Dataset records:
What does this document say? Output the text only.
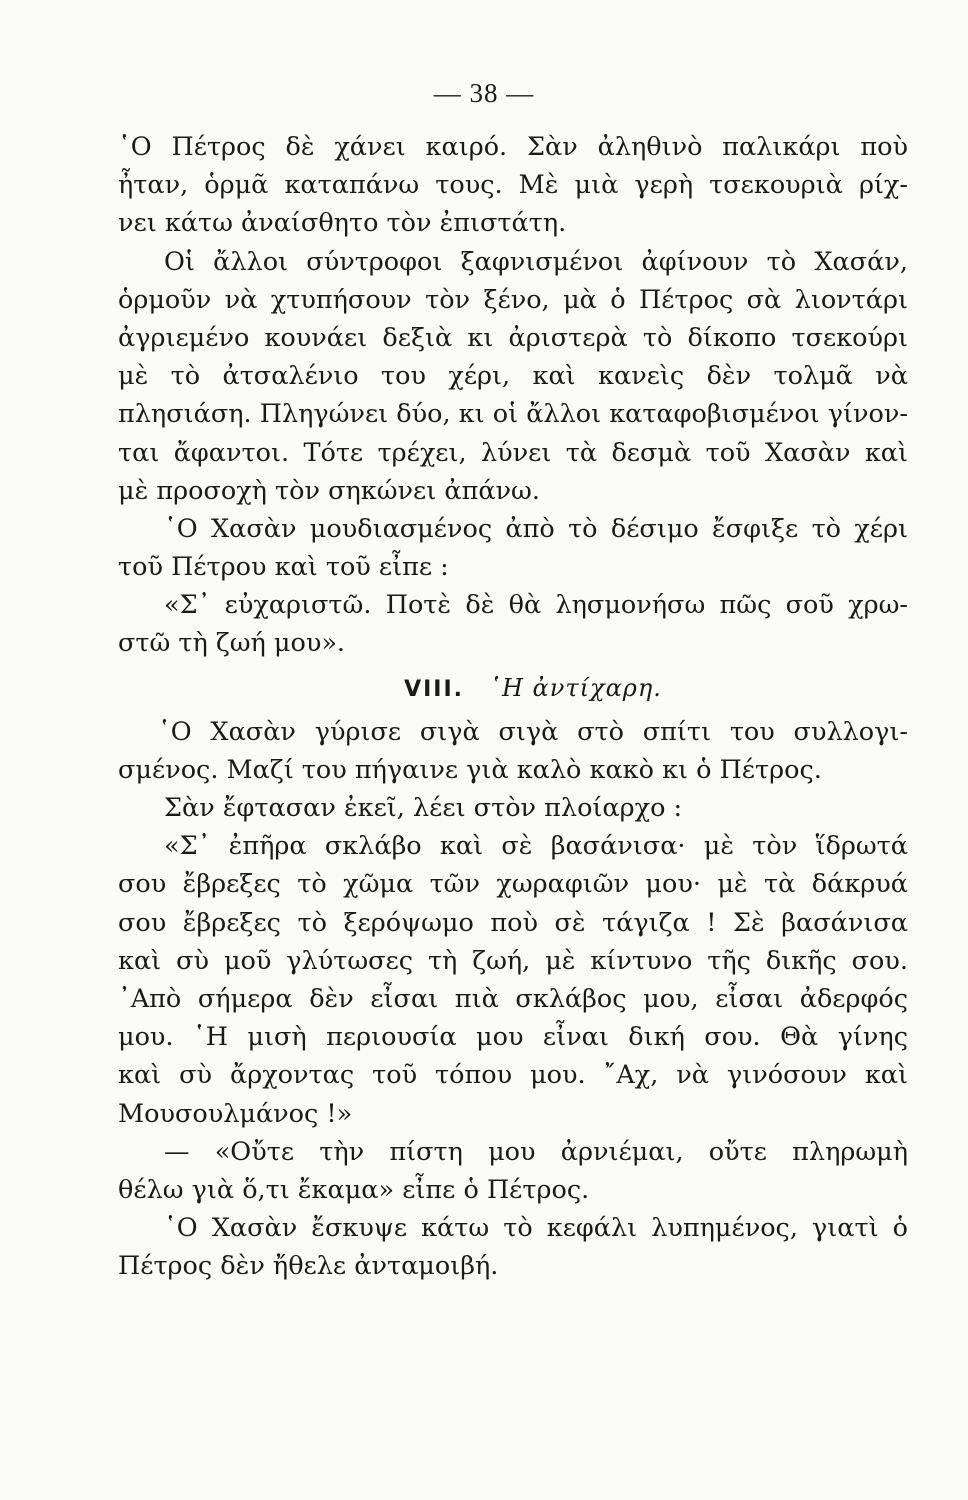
— 38 —
῾Ο Πέτρος δὲ χάνει καιρό. Σὰν ἀληθινὸ παλικάρι ποὺ
ἦταν, ὁρμᾶ καταπάνω τους. Μὲ μιὰ γερὴ τσεκουριὰ ρίχ-
νει κάτω ἀναίσθητο τὸν ἐπιστάτη.
Οἱ ἄλλοι σύντροφοι ξαφνισμένοι ἀφίνουν τὸ Χασάν,
ὁρμοῦν νὰ χτυπήσουν τὸν ξένο, μὰ ὁ Πέτρος σὰ λιοντάρι
ἀγριεμένο κουνάει δεξιὰ κι ἀριστερὰ τὸ δίκοπο τσεκούρι
μὲ τὸ ἀτσαλένιο του χέρι, καὶ κανεὶς δὲν τολμᾶ νὰ
πλησιάση. Πληγώνει δύο, κι οἱ ἄλλοι καταφοβισμένοι γίνον-
ται ἄφαντοι. Τότε τρέχει, λύνει τὰ δεσμὰ τοῦ Χασὰν καὶ
μὲ προσοχὴ τὸν σηκώνει ἀπάνω.
῾Ο Χασὰν μουδιασμένος ἀπὸ τὸ δέσιμο ἔσφιξε τὸ χέρι
τοῦ Πέτρου καὶ τοῦ εἶπε :
«Σ᾽ εὐχαριστῶ. Ποτὲ δὲ θὰ λησμονήσω πῶς σοῦ χρω-
στῶ τὴ ζωή μου».
VIII. ῾Η ἀντίχαρη.
῾Ο Χασὰν γύρισε σιγὰ σιγὰ στὸ σπίτι του συλλογι-
σμένος. Μαζί του πήγαινε γιὰ καλὸ κακὸ κι ὁ Πέτρος.
Σὰν ἔφτασαν ἐκεῖ, λέει στὸν πλοίαρχο :
«Σ᾽ ἐπῆρα σκλάβο καὶ σὲ βασάνισα· μὲ τὸν ἵδρωτά
σου ἔβρεξες τὸ χῶμα τῶν χωραφιῶν μου· μὲ τὰ δάκρυά
σου ἔβρεξες τὸ ξερόψωμο ποὺ σὲ τάγιζα ! Σὲ βασάνισα
καὶ σὺ μοῦ γλύτωσες τὴ ζωή, μὲ κίντυνο τῆς δικῆς σου.
᾽Απὸ σήμερα δὲν εἶσαι πιὰ σκλάβος μου, εἶσαι ἀδερφός
μου. ῾Η μισὴ περιουσία μου εἶναι δική σου. Θὰ γίνης
καὶ σὺ ἄρχοντας τοῦ τόπου μου. ῎Αχ, νὰ γινόσουν καὶ
Μουσουλμάνος !»
— «Οὔτε τὴν πίστη μου ἀρνιέμαι, οὔτε πληρωμὴ
θέλω γιὰ ὅ,τι ἔκαμα» εἶπε ὁ Πέτρος.
῾Ο Χασὰν ἔσκυψε κάτω τὸ κεφάλι λυπημένος, γιατὶ ὁ
Πέτρος δὲν ἤθελε ἀνταμοιβή.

▸ **Given instruction**
Copy out each record shown above without alteration, skipping any picture.

▸ **Written answer**
What does this document say? Output the text only.
— 38 —
῾Ο Πέτρος δὲ χάνει καιρό. Σὰν ἀληθινὸ παλικάρι ποὺ
ἦταν, ὁρμᾶ καταπάνω τους. Μὲ μιὰ γερὴ τσεκουριὰ ρίχ-
νει κάτω ἀναίσθητο τὸν ἐπιστάτη.
Οἱ ἄλλοι σύντροφοι ξαφνισμένοι ἀφίνουν τὸ Χασάν,
ὁρμοῦν νὰ χτυπήσουν τὸν ξένο, μὰ ὁ Πέτρος σὰ λιοντάρι
ἀγριεμένο κουνάει δεξιὰ κι ἀριστερὰ τὸ δίκοπο τσεκούρι
μὲ τὸ ἀτσαλένιο του χέρι, καὶ κανεὶς δὲν τολμᾶ νὰ
πλησιάση. Πληγώνει δύο, κι οἱ ἄλλοι καταφοβισμένοι γίνον-
ται ἄφαντοι. Τότε τρέχει, λύνει τὰ δεσμὰ τοῦ Χασὰν καὶ
μὲ προσοχὴ τὸν σηκώνει ἀπάνω.
῾Ο Χασὰν μουδιασμένος ἀπὸ τὸ δέσιμο ἔσφιξε τὸ χέρι
τοῦ Πέτρου καὶ τοῦ εἶπε :
«Σ᾽ εὐχαριστῶ. Ποτὲ δὲ θὰ λησμονήσω πῶς σοῦ χρω-
στῶ τὴ ζωή μου».
VIII. ῾Η ἀντίχαρη.
῾Ο Χασὰν γύρισε σιγὰ σιγὰ στὸ σπίτι του συλλογι-
σμένος. Μαζί του πήγαινε γιὰ καλὸ κακὸ κι ὁ Πέτρος.
Σὰν ἔφτασαν ἐκεῖ, λέει στὸν πλοίαρχο :
«Σ᾽ ἐπῆρα σκλάβο καὶ σὲ βασάνισα· μὲ τὸν ἵδρωτά
σου ἔβρεξες τὸ χῶμα τῶν χωραφιῶν μου· μὲ τὰ δάκρυά
σου ἔβρεξες τὸ ξερόψωμο ποὺ σὲ τάγιζα ! Σὲ βασάνισα
καὶ σὺ μοῦ γλύτωσες τὴ ζωή, μὲ κίντυνο τῆς δικῆς σου.
᾽Απὸ σήμερα δὲν εἶσαι πιὰ σκλάβος μου, εἶσαι ἀδερφός
μου. ῾Η μισὴ περιουσία μου εἶναι δική σου. Θὰ γίνης
καὶ σὺ ἄρχοντας τοῦ τόπου μου. ῎Αχ, νὰ γινόσουν καὶ
Μουσουλμάνος !»
— «Οὔτε τὴν πίστη μου ἀρνιέμαι, οὔτε πληρωμὴ
θέλω γιὰ ὅ,τι ἔκαμα» εἶπε ὁ Πέτρος.
῾Ο Χασὰν ἔσκυψε κάτω τὸ κεφάλι λυπημένος, γιατὶ ὁ
Πέτρος δὲν ἤθελε ἀνταμοιβή.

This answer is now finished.